Instrucciones:
**A.** Cita al pie de la letra el pasaje del texto sobre Henrique Capriles que empieza en las palabras "Tras los recientes" y termina después de "de Justicia (TSJ).".
**B.** Según el texto sobre Henrique Capriles, ¿de qué estado fue gobernador?
**C.** Sigue escribiendo el texto sobre Henrique Capriles y el diálogo en Venezuela a partir de su última oración.
======== Fragmento del texto ========
Tras los recientes acercamientos y los primeros acuerdos alcanzados en el marco del proceso de negociación entre el Gobierno y la Oposición de Venezuela, el dirigente político y exgobernador de Miranda, Henrique Capriles, se pronunció con respecto al rumbo del diálogo, enviando un mensaje contundente sobre el papel de los poderes públicos y, de manera muy particular, sobre la actuación del Tribunal Supremo de Justicia (TSJ).
Para Caprikles, cualquier avance que se logre en una mesa de negociación resultará insuficiente si no se ataca el problema de fondo: el quiebre de la institucionalidad venezolana. El punto central de la crítica de Capriles apunta de forma directa al sistema de administración de justicia. El dirigente aseveró que el TSJ ha operado de espaldas a las necesidades de la ciudadanía y supeditado a los intereses del partido de Gobierno, convirtiéndose en un factor que profundiza la desconfianza de los venezolanos.
======== Datos proporcionados ========
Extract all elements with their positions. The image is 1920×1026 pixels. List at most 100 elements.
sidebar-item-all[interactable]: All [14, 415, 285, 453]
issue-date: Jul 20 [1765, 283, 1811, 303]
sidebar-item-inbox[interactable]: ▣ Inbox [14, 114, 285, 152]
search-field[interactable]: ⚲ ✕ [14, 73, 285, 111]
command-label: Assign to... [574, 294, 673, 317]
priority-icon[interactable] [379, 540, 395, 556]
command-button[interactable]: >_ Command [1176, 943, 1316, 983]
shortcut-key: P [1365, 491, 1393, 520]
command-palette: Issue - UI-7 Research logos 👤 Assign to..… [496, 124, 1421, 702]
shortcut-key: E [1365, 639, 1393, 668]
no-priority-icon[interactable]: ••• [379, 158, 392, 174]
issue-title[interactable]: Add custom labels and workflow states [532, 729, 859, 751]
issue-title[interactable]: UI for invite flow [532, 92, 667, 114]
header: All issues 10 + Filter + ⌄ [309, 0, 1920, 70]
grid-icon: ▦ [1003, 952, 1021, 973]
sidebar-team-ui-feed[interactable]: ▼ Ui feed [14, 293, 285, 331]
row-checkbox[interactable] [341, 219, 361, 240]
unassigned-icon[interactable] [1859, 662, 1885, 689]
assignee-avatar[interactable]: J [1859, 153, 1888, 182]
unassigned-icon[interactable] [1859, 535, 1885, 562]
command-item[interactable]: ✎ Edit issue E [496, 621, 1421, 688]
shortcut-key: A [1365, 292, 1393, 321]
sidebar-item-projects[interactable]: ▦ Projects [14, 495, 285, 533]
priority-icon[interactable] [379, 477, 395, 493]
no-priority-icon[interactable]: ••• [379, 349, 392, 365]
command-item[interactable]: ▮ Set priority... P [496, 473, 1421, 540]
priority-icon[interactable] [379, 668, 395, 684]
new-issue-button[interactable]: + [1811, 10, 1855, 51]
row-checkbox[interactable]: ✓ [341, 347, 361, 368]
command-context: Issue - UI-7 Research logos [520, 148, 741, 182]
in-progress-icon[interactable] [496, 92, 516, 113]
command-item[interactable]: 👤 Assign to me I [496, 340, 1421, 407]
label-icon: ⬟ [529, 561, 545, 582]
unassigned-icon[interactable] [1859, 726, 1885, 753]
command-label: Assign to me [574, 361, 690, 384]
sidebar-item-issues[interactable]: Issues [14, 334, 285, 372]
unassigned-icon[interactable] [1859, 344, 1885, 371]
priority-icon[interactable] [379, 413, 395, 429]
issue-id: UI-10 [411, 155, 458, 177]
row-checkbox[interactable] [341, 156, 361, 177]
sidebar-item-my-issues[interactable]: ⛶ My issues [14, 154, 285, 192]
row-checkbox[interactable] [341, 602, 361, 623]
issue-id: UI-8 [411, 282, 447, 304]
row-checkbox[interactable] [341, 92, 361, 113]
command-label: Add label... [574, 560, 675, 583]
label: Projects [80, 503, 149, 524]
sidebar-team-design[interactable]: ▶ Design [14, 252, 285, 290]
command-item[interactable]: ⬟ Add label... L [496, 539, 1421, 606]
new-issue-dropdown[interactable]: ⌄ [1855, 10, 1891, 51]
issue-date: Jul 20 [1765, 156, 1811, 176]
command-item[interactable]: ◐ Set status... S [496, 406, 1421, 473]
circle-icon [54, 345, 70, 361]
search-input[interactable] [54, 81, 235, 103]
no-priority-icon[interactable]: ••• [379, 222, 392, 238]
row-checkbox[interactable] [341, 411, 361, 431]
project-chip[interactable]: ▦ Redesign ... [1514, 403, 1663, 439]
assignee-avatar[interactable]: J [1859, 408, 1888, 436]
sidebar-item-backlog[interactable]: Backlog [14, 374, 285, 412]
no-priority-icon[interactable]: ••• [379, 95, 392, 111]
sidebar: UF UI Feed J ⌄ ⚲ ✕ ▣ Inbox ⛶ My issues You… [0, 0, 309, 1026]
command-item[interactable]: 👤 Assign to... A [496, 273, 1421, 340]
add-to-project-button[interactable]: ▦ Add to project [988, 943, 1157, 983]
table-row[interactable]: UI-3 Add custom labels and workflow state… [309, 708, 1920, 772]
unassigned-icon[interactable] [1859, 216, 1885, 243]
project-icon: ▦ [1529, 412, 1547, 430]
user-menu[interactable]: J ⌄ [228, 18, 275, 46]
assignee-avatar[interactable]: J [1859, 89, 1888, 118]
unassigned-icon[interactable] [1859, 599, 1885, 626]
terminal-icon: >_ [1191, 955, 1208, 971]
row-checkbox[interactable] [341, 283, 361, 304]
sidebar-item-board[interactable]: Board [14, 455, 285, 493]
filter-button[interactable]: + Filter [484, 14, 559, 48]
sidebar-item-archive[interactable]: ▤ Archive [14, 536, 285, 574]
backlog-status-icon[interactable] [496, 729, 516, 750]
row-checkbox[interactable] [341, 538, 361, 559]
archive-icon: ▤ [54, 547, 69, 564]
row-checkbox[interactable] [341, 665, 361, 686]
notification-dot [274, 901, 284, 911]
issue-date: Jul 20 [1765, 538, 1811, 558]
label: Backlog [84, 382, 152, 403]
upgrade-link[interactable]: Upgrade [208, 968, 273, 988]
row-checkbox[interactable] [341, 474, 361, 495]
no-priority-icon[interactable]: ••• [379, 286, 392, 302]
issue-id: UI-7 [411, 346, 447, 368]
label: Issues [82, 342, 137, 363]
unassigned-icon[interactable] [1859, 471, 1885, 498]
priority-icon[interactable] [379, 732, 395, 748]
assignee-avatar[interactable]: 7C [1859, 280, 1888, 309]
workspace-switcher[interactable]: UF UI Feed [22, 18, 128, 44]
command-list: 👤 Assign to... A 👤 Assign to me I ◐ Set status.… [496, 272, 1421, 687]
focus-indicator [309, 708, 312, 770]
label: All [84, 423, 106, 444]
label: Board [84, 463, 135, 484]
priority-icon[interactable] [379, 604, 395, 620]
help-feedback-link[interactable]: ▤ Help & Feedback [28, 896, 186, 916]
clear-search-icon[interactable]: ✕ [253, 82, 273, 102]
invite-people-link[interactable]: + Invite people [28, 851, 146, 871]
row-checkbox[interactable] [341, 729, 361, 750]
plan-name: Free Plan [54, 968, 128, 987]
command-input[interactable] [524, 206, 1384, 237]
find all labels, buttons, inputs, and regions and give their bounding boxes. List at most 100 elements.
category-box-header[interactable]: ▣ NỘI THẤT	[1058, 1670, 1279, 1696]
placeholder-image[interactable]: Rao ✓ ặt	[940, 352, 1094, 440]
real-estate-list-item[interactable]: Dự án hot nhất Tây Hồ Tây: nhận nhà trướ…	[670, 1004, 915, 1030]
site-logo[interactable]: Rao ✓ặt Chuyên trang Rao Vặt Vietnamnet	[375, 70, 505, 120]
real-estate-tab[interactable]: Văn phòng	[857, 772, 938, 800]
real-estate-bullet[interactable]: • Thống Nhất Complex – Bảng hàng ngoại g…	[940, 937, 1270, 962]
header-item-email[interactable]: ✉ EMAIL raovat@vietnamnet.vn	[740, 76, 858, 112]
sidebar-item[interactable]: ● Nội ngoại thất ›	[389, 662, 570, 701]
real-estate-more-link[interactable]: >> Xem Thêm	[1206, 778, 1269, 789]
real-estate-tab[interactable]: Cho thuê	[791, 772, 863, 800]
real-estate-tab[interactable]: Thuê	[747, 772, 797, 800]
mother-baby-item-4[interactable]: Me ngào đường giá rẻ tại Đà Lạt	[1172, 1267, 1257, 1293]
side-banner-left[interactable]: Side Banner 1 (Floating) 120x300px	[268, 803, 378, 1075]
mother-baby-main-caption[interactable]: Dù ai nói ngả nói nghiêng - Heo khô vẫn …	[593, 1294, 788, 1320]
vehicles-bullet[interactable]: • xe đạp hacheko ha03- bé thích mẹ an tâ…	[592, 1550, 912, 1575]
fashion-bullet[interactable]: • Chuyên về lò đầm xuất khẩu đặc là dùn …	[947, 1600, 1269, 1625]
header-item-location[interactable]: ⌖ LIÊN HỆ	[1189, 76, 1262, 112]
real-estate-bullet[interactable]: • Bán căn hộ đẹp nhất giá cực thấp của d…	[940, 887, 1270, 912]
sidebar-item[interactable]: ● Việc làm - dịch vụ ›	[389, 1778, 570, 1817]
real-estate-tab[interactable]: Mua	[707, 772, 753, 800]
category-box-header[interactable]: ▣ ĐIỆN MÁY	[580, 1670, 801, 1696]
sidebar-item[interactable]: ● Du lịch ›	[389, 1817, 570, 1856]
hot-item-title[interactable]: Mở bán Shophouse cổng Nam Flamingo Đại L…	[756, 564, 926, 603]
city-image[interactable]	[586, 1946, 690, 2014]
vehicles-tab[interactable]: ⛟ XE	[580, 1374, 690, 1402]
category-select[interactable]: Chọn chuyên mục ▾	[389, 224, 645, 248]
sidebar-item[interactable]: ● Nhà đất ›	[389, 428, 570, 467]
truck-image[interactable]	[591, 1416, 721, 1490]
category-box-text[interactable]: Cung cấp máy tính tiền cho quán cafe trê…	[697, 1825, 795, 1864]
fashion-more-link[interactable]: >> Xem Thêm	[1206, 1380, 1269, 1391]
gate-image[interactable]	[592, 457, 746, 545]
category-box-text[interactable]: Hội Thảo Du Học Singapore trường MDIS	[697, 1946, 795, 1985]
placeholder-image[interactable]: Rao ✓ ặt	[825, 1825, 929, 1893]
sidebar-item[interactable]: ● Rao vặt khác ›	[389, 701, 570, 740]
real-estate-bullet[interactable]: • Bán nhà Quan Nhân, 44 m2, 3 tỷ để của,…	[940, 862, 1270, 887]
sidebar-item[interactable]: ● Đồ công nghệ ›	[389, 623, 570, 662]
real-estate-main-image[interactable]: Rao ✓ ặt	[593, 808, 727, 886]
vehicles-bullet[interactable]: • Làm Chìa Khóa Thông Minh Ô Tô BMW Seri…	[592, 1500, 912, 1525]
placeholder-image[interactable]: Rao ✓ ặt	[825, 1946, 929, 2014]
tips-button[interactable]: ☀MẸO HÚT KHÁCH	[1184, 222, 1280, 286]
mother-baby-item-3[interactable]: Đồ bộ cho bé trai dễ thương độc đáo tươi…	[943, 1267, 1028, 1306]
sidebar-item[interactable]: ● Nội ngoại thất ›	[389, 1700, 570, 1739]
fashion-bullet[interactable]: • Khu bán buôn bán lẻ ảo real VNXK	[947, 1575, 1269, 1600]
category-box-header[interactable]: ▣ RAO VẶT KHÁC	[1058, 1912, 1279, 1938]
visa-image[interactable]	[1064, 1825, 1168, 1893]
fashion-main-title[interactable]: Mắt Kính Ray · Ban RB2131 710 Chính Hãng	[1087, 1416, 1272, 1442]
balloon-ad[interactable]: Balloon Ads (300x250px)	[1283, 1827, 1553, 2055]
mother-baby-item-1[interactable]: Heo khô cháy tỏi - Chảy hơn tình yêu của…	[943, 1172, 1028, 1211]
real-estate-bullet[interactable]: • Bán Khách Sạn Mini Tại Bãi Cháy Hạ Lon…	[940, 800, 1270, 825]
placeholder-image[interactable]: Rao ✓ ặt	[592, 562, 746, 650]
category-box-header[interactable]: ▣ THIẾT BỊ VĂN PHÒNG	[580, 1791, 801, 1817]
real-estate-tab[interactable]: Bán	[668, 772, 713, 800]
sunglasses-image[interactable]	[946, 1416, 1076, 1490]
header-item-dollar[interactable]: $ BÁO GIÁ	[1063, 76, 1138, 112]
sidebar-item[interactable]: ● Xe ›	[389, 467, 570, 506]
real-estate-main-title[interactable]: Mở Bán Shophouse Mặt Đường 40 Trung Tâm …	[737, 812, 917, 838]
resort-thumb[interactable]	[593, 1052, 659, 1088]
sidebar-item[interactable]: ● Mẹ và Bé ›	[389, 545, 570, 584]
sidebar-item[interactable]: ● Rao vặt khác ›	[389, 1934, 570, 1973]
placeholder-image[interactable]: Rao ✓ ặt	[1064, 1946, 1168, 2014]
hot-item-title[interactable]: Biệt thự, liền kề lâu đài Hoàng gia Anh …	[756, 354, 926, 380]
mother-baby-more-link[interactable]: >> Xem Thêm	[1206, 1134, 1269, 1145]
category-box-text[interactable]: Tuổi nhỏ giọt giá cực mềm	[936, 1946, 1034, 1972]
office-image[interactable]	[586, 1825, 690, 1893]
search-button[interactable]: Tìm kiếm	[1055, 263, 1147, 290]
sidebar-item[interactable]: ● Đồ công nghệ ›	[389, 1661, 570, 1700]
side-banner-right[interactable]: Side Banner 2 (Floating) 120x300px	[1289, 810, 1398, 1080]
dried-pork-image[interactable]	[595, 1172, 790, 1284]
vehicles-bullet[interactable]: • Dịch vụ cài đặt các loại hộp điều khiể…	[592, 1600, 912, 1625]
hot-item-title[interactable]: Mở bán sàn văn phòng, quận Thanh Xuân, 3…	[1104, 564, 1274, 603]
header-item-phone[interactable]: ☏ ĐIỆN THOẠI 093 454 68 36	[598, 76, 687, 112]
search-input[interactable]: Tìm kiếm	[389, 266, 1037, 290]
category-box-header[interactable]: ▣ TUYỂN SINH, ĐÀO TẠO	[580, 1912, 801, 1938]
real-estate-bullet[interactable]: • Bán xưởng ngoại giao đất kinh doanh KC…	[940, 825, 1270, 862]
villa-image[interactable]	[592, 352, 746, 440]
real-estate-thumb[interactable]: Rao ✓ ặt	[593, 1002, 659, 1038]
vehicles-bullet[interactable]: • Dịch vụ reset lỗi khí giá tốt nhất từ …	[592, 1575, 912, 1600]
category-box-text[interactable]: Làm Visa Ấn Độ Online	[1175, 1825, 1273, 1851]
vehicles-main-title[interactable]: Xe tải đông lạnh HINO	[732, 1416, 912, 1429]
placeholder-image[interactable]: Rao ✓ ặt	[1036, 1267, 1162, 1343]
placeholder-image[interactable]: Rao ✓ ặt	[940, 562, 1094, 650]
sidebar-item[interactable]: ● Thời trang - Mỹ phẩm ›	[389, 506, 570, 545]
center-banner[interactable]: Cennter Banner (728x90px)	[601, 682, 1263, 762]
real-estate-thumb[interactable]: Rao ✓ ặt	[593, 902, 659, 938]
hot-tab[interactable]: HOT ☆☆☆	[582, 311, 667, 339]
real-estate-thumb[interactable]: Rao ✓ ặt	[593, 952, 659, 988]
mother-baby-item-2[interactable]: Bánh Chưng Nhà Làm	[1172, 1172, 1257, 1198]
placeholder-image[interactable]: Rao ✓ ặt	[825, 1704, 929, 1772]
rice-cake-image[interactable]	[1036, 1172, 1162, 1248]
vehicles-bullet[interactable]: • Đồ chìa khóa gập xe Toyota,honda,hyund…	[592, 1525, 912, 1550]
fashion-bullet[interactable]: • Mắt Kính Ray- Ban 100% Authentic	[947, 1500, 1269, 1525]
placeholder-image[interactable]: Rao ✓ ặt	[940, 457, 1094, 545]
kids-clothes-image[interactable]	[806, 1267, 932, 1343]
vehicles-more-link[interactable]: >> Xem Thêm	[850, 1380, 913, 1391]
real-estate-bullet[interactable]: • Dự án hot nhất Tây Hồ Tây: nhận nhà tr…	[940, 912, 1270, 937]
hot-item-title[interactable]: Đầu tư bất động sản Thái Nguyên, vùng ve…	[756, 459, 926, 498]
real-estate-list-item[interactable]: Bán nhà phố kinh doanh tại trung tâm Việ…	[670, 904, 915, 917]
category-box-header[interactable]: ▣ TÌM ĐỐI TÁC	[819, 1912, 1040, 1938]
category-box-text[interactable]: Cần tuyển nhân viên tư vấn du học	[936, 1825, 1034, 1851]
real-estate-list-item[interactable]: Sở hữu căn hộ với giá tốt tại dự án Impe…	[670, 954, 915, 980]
========
Respuestas por tarea:
**A.**
Tras los recientes acercamientos y los primeros acuerdos alcanzados en el marco del proceso de negociación entre el Gobierno y la Oposición de Venezuela, el dirigente político y exgobernador de Miranda, Henrique Capriles, se pronunció con respecto al rumbo del diálogo, enviando un mensaje contundente sobre el papel de los poderes públicos y, de manera muy particular, sobre la actuación del Tribunal Supremo de Justicia (TSJ).

**B.** Fue gobernador del estado Miranda.

**C.**
"No se trata de cambiar nombres para que las cosas sigan igual. El país no necesita un tribunal sometido a un grupo político o a intereses externos, necesita un TSJ y un sistema de justicia independiente que le sirvan a todos los venezolanos. Sin reconstrucción institucional no habrá solución real para Venezuela", enfatizó aludiendo a la falta de autonomía que ha caracterizado al máximo tribunal en los últimos años.
Capriles insistió en que decisiones clave de la máxima instancia judicial han funcionado como parapetos políticos para validar irregularidades y eludir la voluntad popular expresada en las urnas.
Remarcó que el diálogo no puede convertirse en un ejercicio de retórica sin impacto directo en la cotidianidad de la gente. Exigió que los acuerdos iniciales se traduzcan en la recuperación económica, la institucionalidad y mejoras sociales bajo el respeto a la Constitución. También exigió soluciones tangibles en materia de servicios públicos y libertad de los presos políticos.
Capriles concluyó reiterando que la presión política y la negociación deben servir para encaminar al país hacia una transición democrática real, donde el sistema de justicia vuelva a ser garante de derechos y no una herramienta de parcialidad oficial.